Given task: Reproduce the entries in full, with no changes.

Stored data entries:
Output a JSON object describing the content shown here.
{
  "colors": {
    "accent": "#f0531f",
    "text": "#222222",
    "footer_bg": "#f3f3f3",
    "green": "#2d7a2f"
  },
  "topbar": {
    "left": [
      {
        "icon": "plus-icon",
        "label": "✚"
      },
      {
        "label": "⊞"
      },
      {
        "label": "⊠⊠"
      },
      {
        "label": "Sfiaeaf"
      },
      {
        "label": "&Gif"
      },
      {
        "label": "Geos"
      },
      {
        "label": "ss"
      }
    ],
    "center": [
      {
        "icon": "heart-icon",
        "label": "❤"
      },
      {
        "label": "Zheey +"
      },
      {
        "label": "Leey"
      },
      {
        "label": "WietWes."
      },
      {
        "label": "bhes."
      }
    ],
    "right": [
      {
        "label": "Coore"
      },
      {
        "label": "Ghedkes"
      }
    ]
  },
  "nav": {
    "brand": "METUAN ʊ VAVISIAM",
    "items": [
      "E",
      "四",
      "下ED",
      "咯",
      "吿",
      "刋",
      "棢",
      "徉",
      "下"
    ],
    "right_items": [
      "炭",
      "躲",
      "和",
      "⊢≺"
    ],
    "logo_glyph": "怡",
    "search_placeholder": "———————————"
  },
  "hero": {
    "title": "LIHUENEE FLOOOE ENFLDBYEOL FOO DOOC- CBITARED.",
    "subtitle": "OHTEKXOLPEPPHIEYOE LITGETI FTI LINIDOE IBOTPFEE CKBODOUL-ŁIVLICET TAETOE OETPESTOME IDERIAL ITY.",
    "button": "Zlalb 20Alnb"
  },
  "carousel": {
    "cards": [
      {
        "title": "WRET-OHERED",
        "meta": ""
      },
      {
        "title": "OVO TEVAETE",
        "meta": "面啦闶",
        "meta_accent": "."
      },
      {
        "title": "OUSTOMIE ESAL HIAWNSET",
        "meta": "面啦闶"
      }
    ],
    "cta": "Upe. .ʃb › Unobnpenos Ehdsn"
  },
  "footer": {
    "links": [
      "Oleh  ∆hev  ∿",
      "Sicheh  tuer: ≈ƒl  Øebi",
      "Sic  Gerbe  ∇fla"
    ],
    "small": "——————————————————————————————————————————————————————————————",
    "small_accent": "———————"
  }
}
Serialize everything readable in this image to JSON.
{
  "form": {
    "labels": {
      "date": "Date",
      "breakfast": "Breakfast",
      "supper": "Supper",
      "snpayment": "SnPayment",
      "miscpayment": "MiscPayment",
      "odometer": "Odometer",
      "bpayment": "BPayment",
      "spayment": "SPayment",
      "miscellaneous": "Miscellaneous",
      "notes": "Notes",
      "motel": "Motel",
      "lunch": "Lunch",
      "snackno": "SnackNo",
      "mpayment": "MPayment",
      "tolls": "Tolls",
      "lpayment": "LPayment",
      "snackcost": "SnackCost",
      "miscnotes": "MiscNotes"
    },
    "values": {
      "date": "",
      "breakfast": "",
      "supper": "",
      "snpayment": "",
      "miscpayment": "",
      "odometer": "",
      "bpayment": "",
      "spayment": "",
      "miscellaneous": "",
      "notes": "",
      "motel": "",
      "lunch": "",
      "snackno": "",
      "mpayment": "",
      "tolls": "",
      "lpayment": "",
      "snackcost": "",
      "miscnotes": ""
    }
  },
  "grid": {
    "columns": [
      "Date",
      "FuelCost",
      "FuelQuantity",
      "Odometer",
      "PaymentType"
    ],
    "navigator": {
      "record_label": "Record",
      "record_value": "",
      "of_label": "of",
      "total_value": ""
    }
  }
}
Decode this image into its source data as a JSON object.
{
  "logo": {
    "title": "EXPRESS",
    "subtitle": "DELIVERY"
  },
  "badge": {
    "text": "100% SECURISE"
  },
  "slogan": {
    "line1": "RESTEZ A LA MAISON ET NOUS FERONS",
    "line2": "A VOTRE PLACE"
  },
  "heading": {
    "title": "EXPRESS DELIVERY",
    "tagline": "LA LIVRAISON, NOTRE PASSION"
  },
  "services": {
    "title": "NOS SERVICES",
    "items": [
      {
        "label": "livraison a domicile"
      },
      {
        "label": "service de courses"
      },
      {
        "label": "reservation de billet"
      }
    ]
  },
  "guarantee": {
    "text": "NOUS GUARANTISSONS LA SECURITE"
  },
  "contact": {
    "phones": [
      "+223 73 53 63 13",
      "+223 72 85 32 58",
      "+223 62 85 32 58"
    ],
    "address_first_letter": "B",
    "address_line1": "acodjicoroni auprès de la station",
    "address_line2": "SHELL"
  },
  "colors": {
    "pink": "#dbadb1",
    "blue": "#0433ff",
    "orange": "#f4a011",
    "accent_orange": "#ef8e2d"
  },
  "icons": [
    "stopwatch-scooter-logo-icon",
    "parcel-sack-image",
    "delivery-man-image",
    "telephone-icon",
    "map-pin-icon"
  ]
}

Finished answer:
Output a JSON object describing the content shown here.
{
  "colors": {
    "accent": "#f0531f",
    "text": "#222222",
    "footer_bg": "#f3f3f3",
    "green": "#2d7a2f"
  },
  "topbar": {
    "left": [
      {
        "icon": "plus-icon",
        "label": "✚"
      },
      {
        "label": "⊞"
      },
      {
        "label": "⊠⊠"
      },
      {
        "label": "Sfiaeaf"
      },
      {
        "label": "&Gif"
      },
      {
        "label": "Geos"
      },
      {
        "label": "ss"
      }
    ],
    "center": [
      {
        "icon": "heart-icon",
        "label": "❤"
      },
      {
        "label": "Zheey +"
      },
      {
        "label": "Leey"
      },
      {
        "label": "WietWes."
      },
      {
        "label": "bhes."
      }
    ],
    "right": [
      {
        "label": "Coore"
      },
      {
        "label": "Ghedkes"
      }
    ]
  },
  "nav": {
    "brand": "METUAN ʊ VAVISIAM",
    "items": [
      "E",
      "四",
      "下ED",
      "咯",
      "吿",
      "刋",
      "棢",
      "徉",
      "下"
    ],
    "right_items": [
      "炭",
      "躲",
      "和",
      "⊢≺"
    ],
    "logo_glyph": "怡",
    "search_placeholder": "———————————"
  },
  "hero": {
    "title": "LIHUENEE FLOOOE ENFLDBYEOL FOO DOOC- CBITARED.",
    "subtitle": "OHTEKXOLPEPPHIEYOE LITGETI FTI LINIDOE IBOTPFEE CKBODOUL-ŁIVLICET TAETOE OETPESTOME IDERIAL ITY.",
    "button": "Zlalb 20Alnb"
  },
  "carousel": {
    "cards": [
      {
        "title": "WRET-OHERED",
        "meta": ""
      },
      {
        "title": "OVO TEVAETE",
        "meta": "面啦闶",
        "meta_accent": "."
      },
      {
        "title": "OUSTOMIE ESAL HIAWNSET",
        "meta": "面啦闶"
      }
    ],
    "cta": "Upe. .ʃb › Unobnpenos Ehdsn"
  },
  "footer": {
    "links": [
      "Oleh  ∆hev  ∿",
      "Sicheh  tuer: ≈ƒl  Øebi",
      "Sic  Gerbe  ∇fla"
    ],
    "small": "——————————————————————————————————————————————————————————————",
    "small_accent": "———————"
  }
}
Serialize everything readable in this image to JSON.
{
  "form": {
    "labels": {
      "date": "Date",
      "breakfast": "Breakfast",
      "supper": "Supper",
      "snpayment": "SnPayment",
      "miscpayment": "MiscPayment",
      "odometer": "Odometer",
      "bpayment": "BPayment",
      "spayment": "SPayment",
      "miscellaneous": "Miscellaneous",
      "notes": "Notes",
      "motel": "Motel",
      "lunch": "Lunch",
      "snackno": "SnackNo",
      "mpayment": "MPayment",
      "tolls": "Tolls",
      "lpayment": "LPayment",
      "snackcost": "SnackCost",
      "miscnotes": "MiscNotes"
    },
    "values": {
      "date": "",
      "breakfast": "",
      "supper": "",
      "snpayment": "",
      "miscpayment": "",
      "odometer": "",
      "bpayment": "",
      "spayment": "",
      "miscellaneous": "",
      "notes": "",
      "motel": "",
      "lunch": "",
      "snackno": "",
      "mpayment": "",
      "tolls": "",
      "lpayment": "",
      "snackcost": "",
      "miscnotes": ""
    }
  },
  "grid": {
    "columns": [
      "Date",
      "FuelCost",
      "FuelQuantity",
      "Odometer",
      "PaymentType"
    ],
    "navigator": {
      "record_label": "Record",
      "record_value": "",
      "of_label": "of",
      "total_value": ""
    }
  }
}
Decode this image into its source data as a JSON object.
{
  "logo": {
    "title": "EXPRESS",
    "subtitle": "DELIVERY"
  },
  "badge": {
    "text": "100% SECURISE"
  },
  "slogan": {
    "line1": "RESTEZ A LA MAISON ET NOUS FERONS",
    "line2": "A VOTRE PLACE"
  },
  "heading": {
    "title": "EXPRESS DELIVERY",
    "tagline": "LA LIVRAISON, NOTRE PASSION"
  },
  "services": {
    "title": "NOS SERVICES",
    "items": [
      {
        "label": "livraison a domicile"
      },
      {
        "label": "service de courses"
      },
      {
        "label": "reservation de billet"
      }
    ]
  },
  "guarantee": {
    "text": "NOUS GUARANTISSONS LA SECURITE"
  },
  "contact": {
    "phones": [
      "+223 73 53 63 13",
      "+223 72 85 32 58",
      "+223 62 85 32 58"
    ],
    "address_first_letter": "B",
    "address_line1": "acodjicoroni auprès de la station",
    "address_line2": "SHELL"
  },
  "colors": {
    "pink": "#dbadb1",
    "blue": "#0433ff",
    "orange": "#f4a011",
    "accent_orange": "#ef8e2d"
  },
  "icons": [
    "stopwatch-scooter-logo-icon",
    "parcel-sack-image",
    "delivery-man-image",
    "telephone-icon",
    "map-pin-icon"
  ]
}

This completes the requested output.